◆ TÂCHE ◆
Extrayez sans rien modifier chaque ligne de tous les enregistrements ci-dessous. Laissez les images hors de la réponse.

◆ ENREGISTREMENTS FOURNIS ◆

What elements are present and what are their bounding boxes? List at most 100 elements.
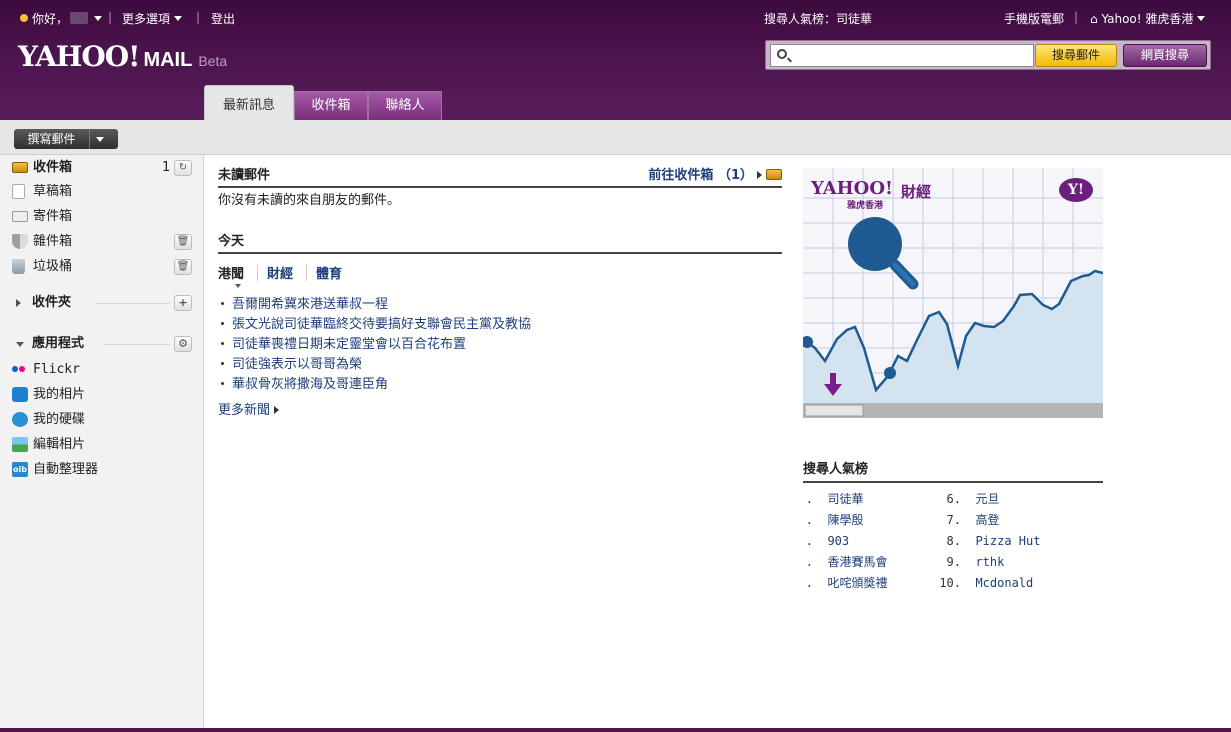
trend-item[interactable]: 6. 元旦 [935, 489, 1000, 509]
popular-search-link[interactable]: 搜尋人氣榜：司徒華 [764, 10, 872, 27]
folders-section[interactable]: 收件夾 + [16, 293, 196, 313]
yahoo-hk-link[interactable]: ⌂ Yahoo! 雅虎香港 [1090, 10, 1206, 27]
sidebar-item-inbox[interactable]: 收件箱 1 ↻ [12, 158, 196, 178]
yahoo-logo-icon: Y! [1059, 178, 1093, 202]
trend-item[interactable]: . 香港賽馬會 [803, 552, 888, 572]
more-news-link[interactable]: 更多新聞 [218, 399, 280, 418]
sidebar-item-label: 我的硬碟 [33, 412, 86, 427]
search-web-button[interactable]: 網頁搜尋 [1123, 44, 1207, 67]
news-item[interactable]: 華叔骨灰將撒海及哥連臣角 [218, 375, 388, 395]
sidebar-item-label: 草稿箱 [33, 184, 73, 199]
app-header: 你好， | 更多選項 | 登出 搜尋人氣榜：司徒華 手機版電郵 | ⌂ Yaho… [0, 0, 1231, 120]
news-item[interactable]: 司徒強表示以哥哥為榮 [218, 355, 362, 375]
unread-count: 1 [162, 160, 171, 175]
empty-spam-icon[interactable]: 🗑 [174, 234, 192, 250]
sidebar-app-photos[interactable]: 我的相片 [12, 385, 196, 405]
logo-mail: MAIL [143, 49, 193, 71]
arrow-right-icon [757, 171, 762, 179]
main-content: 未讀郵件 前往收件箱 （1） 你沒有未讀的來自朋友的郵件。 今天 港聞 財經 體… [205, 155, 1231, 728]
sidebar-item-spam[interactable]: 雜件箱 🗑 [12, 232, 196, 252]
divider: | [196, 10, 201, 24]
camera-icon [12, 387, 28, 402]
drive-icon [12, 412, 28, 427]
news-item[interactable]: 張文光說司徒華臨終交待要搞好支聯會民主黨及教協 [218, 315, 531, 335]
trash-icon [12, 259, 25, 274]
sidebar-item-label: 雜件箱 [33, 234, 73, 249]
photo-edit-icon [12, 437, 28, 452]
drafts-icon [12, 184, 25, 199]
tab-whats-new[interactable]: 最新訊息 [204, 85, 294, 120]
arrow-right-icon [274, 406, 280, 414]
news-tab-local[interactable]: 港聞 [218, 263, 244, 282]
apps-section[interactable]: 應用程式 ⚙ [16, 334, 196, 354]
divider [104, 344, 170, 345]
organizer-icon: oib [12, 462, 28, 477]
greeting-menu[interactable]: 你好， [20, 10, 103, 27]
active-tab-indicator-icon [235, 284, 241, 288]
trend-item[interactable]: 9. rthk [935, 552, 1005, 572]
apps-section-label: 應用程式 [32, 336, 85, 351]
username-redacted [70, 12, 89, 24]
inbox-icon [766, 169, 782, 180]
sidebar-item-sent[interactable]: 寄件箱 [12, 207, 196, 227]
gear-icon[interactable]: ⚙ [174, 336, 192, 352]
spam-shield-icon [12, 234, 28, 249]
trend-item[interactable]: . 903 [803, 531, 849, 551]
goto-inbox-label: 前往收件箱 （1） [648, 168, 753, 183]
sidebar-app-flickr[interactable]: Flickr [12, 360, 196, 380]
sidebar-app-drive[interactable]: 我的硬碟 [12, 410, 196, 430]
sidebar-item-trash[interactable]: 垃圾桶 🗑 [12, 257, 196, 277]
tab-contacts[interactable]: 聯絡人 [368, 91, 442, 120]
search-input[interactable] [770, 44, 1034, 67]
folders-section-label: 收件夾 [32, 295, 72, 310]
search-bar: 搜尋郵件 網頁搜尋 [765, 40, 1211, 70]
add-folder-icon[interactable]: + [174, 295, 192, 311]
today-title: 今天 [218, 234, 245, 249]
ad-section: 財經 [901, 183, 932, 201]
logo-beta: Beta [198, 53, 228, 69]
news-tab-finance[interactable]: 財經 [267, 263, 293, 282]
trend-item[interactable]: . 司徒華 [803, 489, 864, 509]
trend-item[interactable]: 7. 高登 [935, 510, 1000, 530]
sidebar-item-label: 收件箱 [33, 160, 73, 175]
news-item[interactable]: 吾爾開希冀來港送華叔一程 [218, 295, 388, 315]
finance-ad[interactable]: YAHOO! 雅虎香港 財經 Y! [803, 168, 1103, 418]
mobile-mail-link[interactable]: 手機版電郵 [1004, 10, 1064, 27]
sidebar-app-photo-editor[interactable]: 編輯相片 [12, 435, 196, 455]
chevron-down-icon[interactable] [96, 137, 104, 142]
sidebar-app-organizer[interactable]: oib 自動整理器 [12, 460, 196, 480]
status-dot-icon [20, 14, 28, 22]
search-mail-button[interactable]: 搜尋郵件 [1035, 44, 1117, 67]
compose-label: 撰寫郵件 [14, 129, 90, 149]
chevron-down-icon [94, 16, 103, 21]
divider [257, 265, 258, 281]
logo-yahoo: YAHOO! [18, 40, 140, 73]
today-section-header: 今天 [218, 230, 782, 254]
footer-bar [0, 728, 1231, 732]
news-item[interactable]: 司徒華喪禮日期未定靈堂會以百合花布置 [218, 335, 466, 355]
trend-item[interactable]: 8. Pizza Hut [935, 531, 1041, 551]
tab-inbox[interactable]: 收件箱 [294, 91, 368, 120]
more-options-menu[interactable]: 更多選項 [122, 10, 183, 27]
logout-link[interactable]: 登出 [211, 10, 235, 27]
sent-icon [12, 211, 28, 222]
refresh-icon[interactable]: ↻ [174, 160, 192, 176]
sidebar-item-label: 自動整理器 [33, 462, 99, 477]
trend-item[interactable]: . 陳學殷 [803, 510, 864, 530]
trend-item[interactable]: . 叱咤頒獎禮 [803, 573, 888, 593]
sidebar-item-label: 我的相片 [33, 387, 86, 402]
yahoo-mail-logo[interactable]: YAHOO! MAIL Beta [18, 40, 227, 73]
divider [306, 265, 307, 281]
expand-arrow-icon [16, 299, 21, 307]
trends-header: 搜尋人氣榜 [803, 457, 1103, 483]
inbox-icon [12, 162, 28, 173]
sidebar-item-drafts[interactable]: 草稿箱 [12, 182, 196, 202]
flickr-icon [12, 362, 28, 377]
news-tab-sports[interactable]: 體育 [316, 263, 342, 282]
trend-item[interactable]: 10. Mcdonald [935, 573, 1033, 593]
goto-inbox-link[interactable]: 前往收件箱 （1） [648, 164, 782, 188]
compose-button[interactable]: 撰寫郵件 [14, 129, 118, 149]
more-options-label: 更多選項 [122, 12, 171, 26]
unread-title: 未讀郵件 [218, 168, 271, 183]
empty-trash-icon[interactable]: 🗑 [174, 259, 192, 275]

◆ RÉPONSE COMPLÈTE ◆
What elements are present and what are their bounding boxes? List at most 100 elements.
trend-item[interactable]: 6. 元旦 [935, 489, 1000, 509]
popular-search-link[interactable]: 搜尋人氣榜：司徒華 [764, 10, 872, 27]
folders-section[interactable]: 收件夾 + [16, 293, 196, 313]
yahoo-hk-link[interactable]: ⌂ Yahoo! 雅虎香港 [1090, 10, 1206, 27]
sidebar-item-inbox[interactable]: 收件箱 1 ↻ [12, 158, 196, 178]
yahoo-logo-icon: Y! [1059, 178, 1093, 202]
trend-item[interactable]: . 香港賽馬會 [803, 552, 888, 572]
more-news-link[interactable]: 更多新聞 [218, 399, 280, 418]
sidebar-item-label: 我的硬碟 [33, 412, 86, 427]
search-web-button[interactable]: 網頁搜尋 [1123, 44, 1207, 67]
news-item[interactable]: 華叔骨灰將撒海及哥連臣角 [218, 375, 388, 395]
sidebar-item-label: 草稿箱 [33, 184, 73, 199]
app-header: 你好， | 更多選項 | 登出 搜尋人氣榜：司徒華 手機版電郵 | ⌂ Yaho… [0, 0, 1231, 120]
news-item[interactable]: 司徒強表示以哥哥為榮 [218, 355, 362, 375]
unread-count: 1 [162, 160, 171, 175]
empty-spam-icon[interactable]: 🗑 [174, 234, 192, 250]
sidebar-app-photos[interactable]: 我的相片 [12, 385, 196, 405]
logo-mail: MAIL [143, 49, 193, 71]
arrow-right-icon [757, 171, 762, 179]
main-content: 未讀郵件 前往收件箱 （1） 你沒有未讀的來自朋友的郵件。 今天 港聞 財經 體… [205, 155, 1231, 728]
sidebar-item-spam[interactable]: 雜件箱 🗑 [12, 232, 196, 252]
divider: | [196, 10, 201, 24]
camera-icon [12, 387, 28, 402]
drive-icon [12, 412, 28, 427]
news-item[interactable]: 張文光說司徒華臨終交待要搞好支聯會民主黨及教協 [218, 315, 531, 335]
trash-icon [12, 259, 25, 274]
sidebar-item-label: 雜件箱 [33, 234, 73, 249]
photo-edit-icon [12, 437, 28, 452]
drafts-icon [12, 184, 25, 199]
tab-whats-new[interactable]: 最新訊息 [204, 85, 294, 120]
arrow-right-icon [274, 406, 280, 414]
news-tab-local[interactable]: 港聞 [218, 263, 244, 282]
apps-section[interactable]: 應用程式 ⚙ [16, 334, 196, 354]
divider [104, 344, 170, 345]
organizer-icon: oib [12, 462, 28, 477]
greeting-menu[interactable]: 你好， [20, 10, 103, 27]
active-tab-indicator-icon [235, 284, 241, 288]
trend-item[interactable]: 9. rthk [935, 552, 1005, 572]
apps-section-label: 應用程式 [32, 336, 85, 351]
username-redacted [70, 12, 89, 24]
inbox-icon [766, 169, 782, 180]
sidebar-item-sent[interactable]: 寄件箱 [12, 207, 196, 227]
gear-icon[interactable]: ⚙ [174, 336, 192, 352]
spam-shield-icon [12, 234, 28, 249]
trend-item[interactable]: . 903 [803, 531, 849, 551]
goto-inbox-label: 前往收件箱 （1） [648, 168, 753, 183]
sidebar-app-flickr[interactable]: Flickr [12, 360, 196, 380]
sidebar-app-drive[interactable]: 我的硬碟 [12, 410, 196, 430]
sidebar-item-trash[interactable]: 垃圾桶 🗑 [12, 257, 196, 277]
tab-contacts[interactable]: 聯絡人 [368, 91, 442, 120]
search-input[interactable] [770, 44, 1034, 67]
folders-section-label: 收件夾 [32, 295, 72, 310]
search-bar: 搜尋郵件 網頁搜尋 [765, 40, 1211, 70]
add-folder-icon[interactable]: + [174, 295, 192, 311]
today-title: 今天 [218, 234, 245, 249]
ad-section: 財經 [901, 183, 932, 201]
logo-beta: Beta [198, 53, 228, 69]
news-tab-finance[interactable]: 財經 [267, 263, 293, 282]
trend-item[interactable]: . 司徒華 [803, 489, 864, 509]
trend-item[interactable]: 7. 高登 [935, 510, 1000, 530]
sidebar-item-label: 收件箱 [33, 160, 73, 175]
news-item[interactable]: 吾爾開希冀來港送華叔一程 [218, 295, 388, 315]
finance-ad[interactable]: YAHOO! 雅虎香港 財經 Y! [803, 168, 1103, 418]
mobile-mail-link[interactable]: 手機版電郵 [1004, 10, 1064, 27]
sidebar-app-photo-editor[interactable]: 編輯相片 [12, 435, 196, 455]
chevron-down-icon[interactable] [96, 137, 104, 142]
sidebar-app-organizer[interactable]: oib 自動整理器 [12, 460, 196, 480]
status-dot-icon [20, 14, 28, 22]
search-mail-button[interactable]: 搜尋郵件 [1035, 44, 1117, 67]
compose-label: 撰寫郵件 [14, 129, 90, 149]
chevron-down-icon [94, 16, 103, 21]
divider [257, 265, 258, 281]
logo-yahoo: YAHOO! [18, 40, 140, 73]
today-section-header: 今天 [218, 230, 782, 254]
footer-bar [0, 728, 1231, 732]
news-item[interactable]: 司徒華喪禮日期未定靈堂會以百合花布置 [218, 335, 466, 355]
trend-item[interactable]: 8. Pizza Hut [935, 531, 1041, 551]
tab-inbox[interactable]: 收件箱 [294, 91, 368, 120]
more-options-menu[interactable]: 更多選項 [122, 10, 183, 27]
logout-link[interactable]: 登出 [211, 10, 235, 27]
sent-icon [12, 211, 28, 222]
refresh-icon[interactable]: ↻ [174, 160, 192, 176]
sidebar-item-label: 自動整理器 [33, 462, 99, 477]
trend-item[interactable]: . 陳學殷 [803, 510, 864, 530]
trend-item[interactable]: . 叱咤頒獎禮 [803, 573, 888, 593]
sidebar-item-label: 我的相片 [33, 387, 86, 402]
yahoo-mail-logo[interactable]: YAHOO! MAIL Beta [18, 40, 227, 73]
divider [306, 265, 307, 281]
expand-arrow-icon [16, 299, 21, 307]
trends-header: 搜尋人氣榜 [803, 457, 1103, 483]
inbox-icon [12, 162, 28, 173]
sidebar-item-drafts[interactable]: 草稿箱 [12, 182, 196, 202]
flickr-icon [12, 362, 28, 377]
news-tab-sports[interactable]: 體育 [316, 263, 342, 282]
trend-item[interactable]: 10. Mcdonald [935, 573, 1033, 593]
goto-inbox-link[interactable]: 前往收件箱 （1） [648, 164, 782, 188]
compose-button[interactable]: 撰寫郵件 [14, 129, 118, 149]
more-options-label: 更多選項 [122, 12, 171, 26]
unread-title: 未讀郵件 [218, 168, 271, 183]
empty-trash-icon[interactable]: 🗑 [174, 259, 192, 275]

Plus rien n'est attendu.